◆ **Goal**
Give the listing again in full, exactly as written.

◆ **Supplied data**
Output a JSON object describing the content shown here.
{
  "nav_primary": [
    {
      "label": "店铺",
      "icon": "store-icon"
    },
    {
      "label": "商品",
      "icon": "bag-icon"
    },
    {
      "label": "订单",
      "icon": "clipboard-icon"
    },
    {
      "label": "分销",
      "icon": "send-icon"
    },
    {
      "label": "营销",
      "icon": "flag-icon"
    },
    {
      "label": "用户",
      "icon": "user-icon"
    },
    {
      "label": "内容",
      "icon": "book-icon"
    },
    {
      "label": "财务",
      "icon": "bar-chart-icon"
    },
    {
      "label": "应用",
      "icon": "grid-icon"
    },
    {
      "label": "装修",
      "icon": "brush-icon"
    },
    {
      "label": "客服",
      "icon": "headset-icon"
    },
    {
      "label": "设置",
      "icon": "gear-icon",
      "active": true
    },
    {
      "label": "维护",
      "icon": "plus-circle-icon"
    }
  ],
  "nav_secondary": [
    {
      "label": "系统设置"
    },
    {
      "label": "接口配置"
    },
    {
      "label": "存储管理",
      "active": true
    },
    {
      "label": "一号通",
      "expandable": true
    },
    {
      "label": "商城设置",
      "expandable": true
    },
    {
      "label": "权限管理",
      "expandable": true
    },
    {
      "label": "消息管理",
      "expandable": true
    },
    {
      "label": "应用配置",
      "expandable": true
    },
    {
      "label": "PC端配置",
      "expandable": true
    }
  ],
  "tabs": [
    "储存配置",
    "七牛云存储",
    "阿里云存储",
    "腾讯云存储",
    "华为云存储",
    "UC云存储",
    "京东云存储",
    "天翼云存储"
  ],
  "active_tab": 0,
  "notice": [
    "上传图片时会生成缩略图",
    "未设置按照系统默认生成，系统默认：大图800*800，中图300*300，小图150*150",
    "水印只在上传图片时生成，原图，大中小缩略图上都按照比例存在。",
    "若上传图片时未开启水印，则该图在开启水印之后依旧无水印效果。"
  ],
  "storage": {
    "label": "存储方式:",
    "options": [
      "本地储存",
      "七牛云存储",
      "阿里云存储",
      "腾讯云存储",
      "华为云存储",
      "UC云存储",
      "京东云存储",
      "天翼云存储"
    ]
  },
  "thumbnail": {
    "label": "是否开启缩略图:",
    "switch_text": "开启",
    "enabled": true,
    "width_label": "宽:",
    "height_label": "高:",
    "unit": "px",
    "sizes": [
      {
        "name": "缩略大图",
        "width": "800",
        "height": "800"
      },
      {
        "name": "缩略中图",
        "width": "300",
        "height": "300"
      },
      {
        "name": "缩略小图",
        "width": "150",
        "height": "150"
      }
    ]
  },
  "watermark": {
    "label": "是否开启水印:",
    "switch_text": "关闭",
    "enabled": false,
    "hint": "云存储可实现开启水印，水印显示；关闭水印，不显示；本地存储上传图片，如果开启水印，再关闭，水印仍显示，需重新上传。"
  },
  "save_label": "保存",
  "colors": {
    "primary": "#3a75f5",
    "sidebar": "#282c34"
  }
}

◆ **Answer for this exercise**
Output a JSON object describing the content shown here.
{
  "nav_primary": [
    {
      "label": "店铺",
      "icon": "store-icon"
    },
    {
      "label": "商品",
      "icon": "bag-icon"
    },
    {
      "label": "订单",
      "icon": "clipboard-icon"
    },
    {
      "label": "分销",
      "icon": "send-icon"
    },
    {
      "label": "营销",
      "icon": "flag-icon"
    },
    {
      "label": "用户",
      "icon": "user-icon"
    },
    {
      "label": "内容",
      "icon": "book-icon"
    },
    {
      "label": "财务",
      "icon": "bar-chart-icon"
    },
    {
      "label": "应用",
      "icon": "grid-icon"
    },
    {
      "label": "装修",
      "icon": "brush-icon"
    },
    {
      "label": "客服",
      "icon": "headset-icon"
    },
    {
      "label": "设置",
      "icon": "gear-icon",
      "active": true
    },
    {
      "label": "维护",
      "icon": "plus-circle-icon"
    }
  ],
  "nav_secondary": [
    {
      "label": "系统设置"
    },
    {
      "label": "接口配置"
    },
    {
      "label": "存储管理",
      "active": true
    },
    {
      "label": "一号通",
      "expandable": true
    },
    {
      "label": "商城设置",
      "expandable": true
    },
    {
      "label": "权限管理",
      "expandable": true
    },
    {
      "label": "消息管理",
      "expandable": true
    },
    {
      "label": "应用配置",
      "expandable": true
    },
    {
      "label": "PC端配置",
      "expandable": true
    }
  ],
  "tabs": [
    "储存配置",
    "七牛云存储",
    "阿里云存储",
    "腾讯云存储",
    "华为云存储",
    "UC云存储",
    "京东云存储",
    "天翼云存储"
  ],
  "active_tab": 0,
  "notice": [
    "上传图片时会生成缩略图",
    "未设置按照系统默认生成，系统默认：大图800*800，中图300*300，小图150*150",
    "水印只在上传图片时生成，原图，大中小缩略图上都按照比例存在。",
    "若上传图片时未开启水印，则该图在开启水印之后依旧无水印效果。"
  ],
  "storage": {
    "label": "存储方式:",
    "options": [
      "本地储存",
      "七牛云存储",
      "阿里云存储",
      "腾讯云存储",
      "华为云存储",
      "UC云存储",
      "京东云存储",
      "天翼云存储"
    ]
  },
  "thumbnail": {
    "label": "是否开启缩略图:",
    "switch_text": "开启",
    "enabled": true,
    "width_label": "宽:",
    "height_label": "高:",
    "unit": "px",
    "sizes": [
      {
        "name": "缩略大图",
        "width": "800",
        "height": "800"
      },
      {
        "name": "缩略中图",
        "width": "300",
        "height": "300"
      },
      {
        "name": "缩略小图",
        "width": "150",
        "height": "150"
      }
    ]
  },
  "watermark": {
    "label": "是否开启水印:",
    "switch_text": "关闭",
    "enabled": false,
    "hint": "云存储可实现开启水印，水印显示；关闭水印，不显示；本地存储上传图片，如果开启水印，再关闭，水印仍显示，需重新上传。"
  },
  "save_label": "保存",
  "colors": {
    "primary": "#3a75f5",
    "sidebar": "#282c34"
  }
}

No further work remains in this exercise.